━━━━━ Data shown ━━━━━

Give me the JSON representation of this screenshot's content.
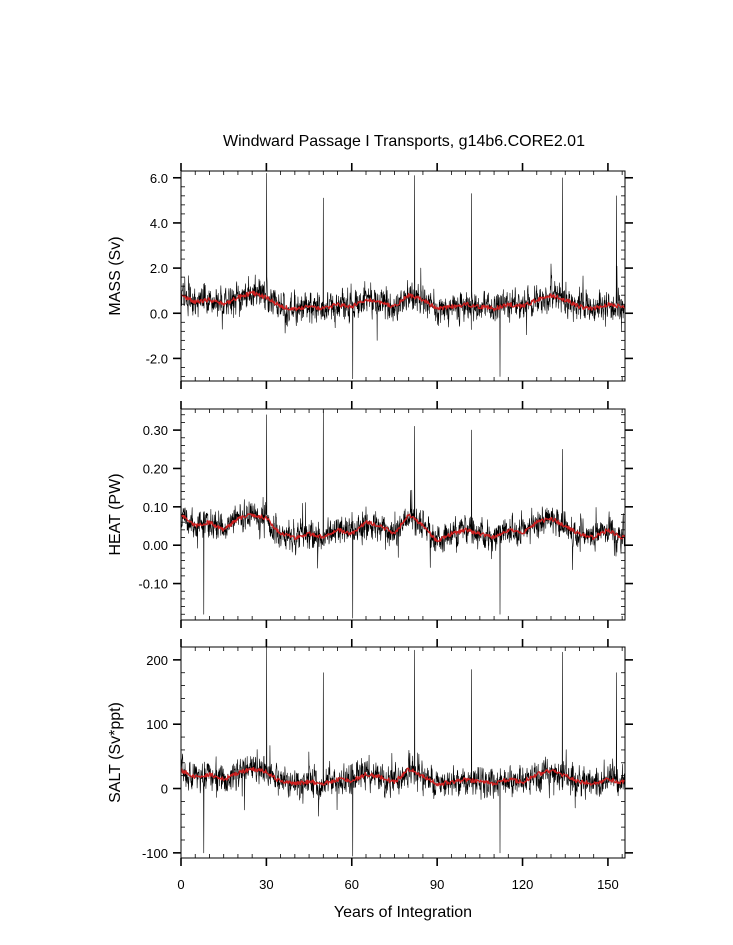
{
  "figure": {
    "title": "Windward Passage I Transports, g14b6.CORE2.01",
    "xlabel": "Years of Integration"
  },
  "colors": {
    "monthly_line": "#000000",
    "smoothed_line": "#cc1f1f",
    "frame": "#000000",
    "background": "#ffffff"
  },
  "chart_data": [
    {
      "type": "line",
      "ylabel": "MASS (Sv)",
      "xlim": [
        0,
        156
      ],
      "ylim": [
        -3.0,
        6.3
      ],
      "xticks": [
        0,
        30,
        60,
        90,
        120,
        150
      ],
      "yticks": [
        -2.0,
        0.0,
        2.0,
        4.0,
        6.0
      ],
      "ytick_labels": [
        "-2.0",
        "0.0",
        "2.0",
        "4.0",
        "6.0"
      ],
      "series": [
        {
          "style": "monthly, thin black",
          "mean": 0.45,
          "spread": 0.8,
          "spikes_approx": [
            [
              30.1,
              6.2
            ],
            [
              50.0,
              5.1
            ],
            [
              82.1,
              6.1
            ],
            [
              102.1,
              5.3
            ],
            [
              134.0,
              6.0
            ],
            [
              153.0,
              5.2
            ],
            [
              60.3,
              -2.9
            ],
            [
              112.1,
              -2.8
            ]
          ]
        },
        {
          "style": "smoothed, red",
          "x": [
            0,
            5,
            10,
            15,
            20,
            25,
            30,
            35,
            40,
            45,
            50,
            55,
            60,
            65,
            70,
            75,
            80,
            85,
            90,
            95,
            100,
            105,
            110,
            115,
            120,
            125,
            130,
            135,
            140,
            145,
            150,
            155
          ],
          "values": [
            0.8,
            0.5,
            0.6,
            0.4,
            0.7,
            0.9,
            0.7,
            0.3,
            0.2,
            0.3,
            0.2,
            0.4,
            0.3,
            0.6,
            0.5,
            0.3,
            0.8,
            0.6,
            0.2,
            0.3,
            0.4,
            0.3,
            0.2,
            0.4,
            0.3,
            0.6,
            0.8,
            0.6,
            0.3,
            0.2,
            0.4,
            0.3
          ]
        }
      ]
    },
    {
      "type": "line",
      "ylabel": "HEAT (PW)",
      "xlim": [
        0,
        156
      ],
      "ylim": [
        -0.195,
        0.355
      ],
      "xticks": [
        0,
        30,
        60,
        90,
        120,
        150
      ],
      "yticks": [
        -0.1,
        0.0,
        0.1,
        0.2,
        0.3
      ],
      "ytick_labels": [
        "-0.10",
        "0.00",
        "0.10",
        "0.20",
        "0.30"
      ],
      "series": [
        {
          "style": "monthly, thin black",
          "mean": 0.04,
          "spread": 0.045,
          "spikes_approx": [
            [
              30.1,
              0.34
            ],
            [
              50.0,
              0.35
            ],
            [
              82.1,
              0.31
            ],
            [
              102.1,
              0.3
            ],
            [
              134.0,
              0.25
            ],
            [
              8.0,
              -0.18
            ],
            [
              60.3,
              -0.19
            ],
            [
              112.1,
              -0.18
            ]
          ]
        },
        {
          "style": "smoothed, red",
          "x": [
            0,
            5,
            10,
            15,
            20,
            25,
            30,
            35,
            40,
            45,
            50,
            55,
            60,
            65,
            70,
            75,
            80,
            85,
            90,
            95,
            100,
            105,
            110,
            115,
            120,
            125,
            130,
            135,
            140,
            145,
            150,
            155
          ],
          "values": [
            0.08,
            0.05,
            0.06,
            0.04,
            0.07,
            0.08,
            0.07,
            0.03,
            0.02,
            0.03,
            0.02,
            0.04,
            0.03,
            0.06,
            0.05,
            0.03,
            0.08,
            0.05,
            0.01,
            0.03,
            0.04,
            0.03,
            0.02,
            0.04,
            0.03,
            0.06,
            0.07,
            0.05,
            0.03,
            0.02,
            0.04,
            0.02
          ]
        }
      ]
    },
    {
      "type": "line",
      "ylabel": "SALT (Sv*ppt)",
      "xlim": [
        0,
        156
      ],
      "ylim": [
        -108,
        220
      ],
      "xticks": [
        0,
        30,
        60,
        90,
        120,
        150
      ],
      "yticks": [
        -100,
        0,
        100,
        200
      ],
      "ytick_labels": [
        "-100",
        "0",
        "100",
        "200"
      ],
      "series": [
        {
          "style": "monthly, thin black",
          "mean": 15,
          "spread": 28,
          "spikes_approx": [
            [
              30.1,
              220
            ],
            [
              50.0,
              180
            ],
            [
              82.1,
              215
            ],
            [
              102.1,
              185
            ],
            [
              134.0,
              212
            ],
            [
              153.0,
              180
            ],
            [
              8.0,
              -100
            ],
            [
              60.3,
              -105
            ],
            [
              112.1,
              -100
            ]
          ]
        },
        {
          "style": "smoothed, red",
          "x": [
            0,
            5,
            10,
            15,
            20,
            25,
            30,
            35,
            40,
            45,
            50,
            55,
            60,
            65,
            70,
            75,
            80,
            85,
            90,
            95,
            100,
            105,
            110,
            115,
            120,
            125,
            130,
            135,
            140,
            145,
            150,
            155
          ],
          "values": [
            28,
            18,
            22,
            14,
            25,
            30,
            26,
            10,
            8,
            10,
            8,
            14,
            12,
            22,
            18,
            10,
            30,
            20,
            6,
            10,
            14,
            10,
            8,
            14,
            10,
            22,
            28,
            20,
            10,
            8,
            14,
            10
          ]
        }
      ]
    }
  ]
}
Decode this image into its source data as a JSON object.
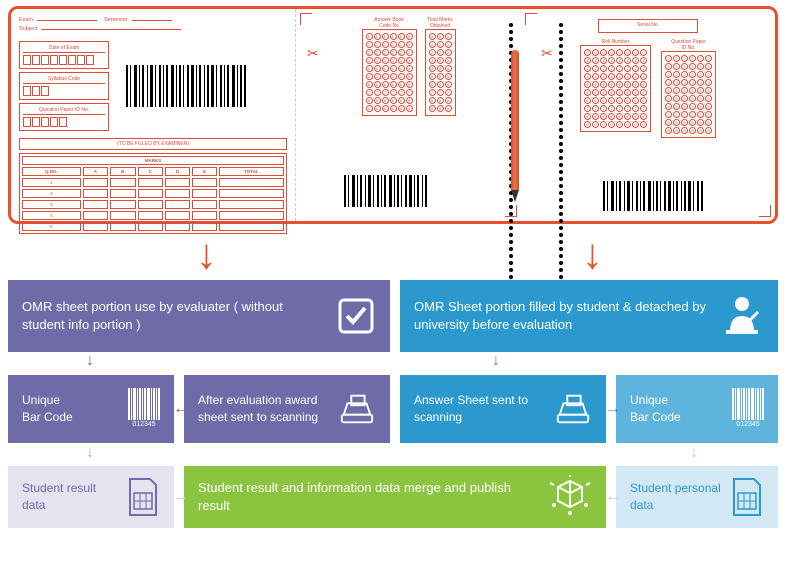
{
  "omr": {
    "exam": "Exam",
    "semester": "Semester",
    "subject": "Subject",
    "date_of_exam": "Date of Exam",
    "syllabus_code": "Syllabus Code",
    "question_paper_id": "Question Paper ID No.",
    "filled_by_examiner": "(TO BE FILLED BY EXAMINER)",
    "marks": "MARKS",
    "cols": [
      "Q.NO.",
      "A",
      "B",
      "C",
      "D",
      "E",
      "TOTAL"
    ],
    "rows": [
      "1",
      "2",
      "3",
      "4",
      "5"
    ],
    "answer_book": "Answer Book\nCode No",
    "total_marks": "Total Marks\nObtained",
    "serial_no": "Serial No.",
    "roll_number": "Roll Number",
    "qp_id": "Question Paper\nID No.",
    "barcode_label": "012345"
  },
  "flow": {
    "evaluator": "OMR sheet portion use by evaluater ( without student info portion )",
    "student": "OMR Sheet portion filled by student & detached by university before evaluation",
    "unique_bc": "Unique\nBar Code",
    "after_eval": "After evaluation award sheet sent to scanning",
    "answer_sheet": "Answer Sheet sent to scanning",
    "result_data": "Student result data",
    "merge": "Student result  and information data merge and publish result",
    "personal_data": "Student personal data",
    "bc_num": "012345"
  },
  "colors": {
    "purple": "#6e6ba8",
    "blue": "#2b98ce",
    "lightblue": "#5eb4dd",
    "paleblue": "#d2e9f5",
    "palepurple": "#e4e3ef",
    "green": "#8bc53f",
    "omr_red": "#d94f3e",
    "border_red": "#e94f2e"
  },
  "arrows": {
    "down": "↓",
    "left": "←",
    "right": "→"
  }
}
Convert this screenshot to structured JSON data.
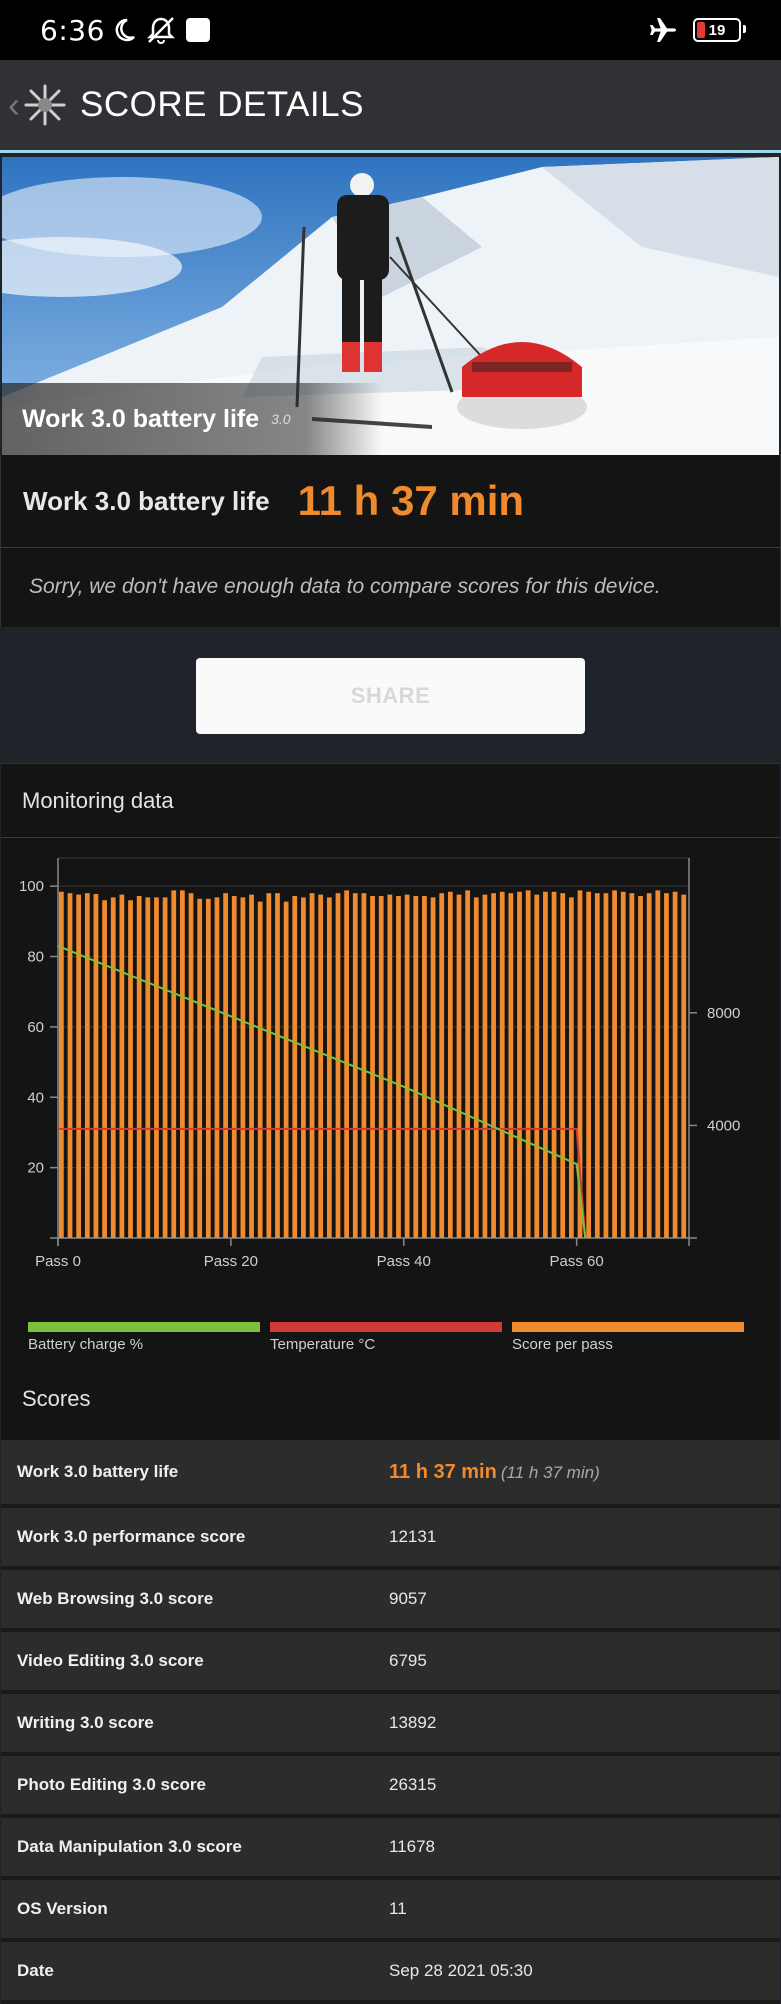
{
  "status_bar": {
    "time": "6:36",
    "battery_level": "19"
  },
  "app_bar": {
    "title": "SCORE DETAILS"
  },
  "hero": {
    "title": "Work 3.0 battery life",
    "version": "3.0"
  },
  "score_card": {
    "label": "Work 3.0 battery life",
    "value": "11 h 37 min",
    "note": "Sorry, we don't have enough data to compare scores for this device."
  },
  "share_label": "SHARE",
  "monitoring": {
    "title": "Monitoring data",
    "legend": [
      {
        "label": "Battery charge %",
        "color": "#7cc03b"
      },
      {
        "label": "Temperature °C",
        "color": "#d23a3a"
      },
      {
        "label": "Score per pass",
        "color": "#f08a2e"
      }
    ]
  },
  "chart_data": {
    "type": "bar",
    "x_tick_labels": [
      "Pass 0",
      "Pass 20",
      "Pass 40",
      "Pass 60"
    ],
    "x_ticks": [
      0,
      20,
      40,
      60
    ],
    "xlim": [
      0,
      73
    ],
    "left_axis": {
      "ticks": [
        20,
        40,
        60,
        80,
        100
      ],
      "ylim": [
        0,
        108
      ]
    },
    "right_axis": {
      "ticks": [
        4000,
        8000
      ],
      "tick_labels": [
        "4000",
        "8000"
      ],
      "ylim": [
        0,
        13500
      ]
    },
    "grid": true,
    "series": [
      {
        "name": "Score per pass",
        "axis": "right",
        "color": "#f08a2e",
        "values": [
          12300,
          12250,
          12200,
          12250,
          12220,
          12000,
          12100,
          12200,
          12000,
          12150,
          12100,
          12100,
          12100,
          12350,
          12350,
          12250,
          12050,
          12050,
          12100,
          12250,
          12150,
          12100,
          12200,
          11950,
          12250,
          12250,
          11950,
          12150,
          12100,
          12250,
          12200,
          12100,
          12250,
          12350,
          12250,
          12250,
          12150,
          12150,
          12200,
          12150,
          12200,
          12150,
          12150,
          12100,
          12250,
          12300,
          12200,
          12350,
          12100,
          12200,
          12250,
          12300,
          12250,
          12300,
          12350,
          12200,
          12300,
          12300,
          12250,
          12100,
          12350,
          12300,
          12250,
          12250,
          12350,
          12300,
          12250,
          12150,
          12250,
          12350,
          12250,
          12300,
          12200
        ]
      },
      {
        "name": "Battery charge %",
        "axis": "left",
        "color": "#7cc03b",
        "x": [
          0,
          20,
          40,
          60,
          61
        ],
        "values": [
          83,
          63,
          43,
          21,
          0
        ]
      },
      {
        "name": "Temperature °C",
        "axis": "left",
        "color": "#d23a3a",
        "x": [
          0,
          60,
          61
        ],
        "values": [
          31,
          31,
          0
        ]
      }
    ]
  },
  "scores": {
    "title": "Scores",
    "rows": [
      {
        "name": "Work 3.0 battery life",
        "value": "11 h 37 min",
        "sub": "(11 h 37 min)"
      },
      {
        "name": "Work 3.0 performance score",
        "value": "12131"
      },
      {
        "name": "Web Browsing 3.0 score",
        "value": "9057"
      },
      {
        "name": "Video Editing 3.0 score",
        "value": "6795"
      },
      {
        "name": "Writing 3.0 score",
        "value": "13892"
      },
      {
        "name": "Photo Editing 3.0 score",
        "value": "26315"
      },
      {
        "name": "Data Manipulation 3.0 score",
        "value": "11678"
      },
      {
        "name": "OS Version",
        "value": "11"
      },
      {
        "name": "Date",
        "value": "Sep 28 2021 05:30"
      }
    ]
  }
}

━━━━━

:: Task to complete ::
Write out every line of the listing that holds the word "Work".

:: Solution to this exercise ::
    "title": "Work 3.0 battery life",
    "label": "Work 3.0 battery life",
        "name": "Work 3.0 battery life",
        "name": "Work 3.0 performance score",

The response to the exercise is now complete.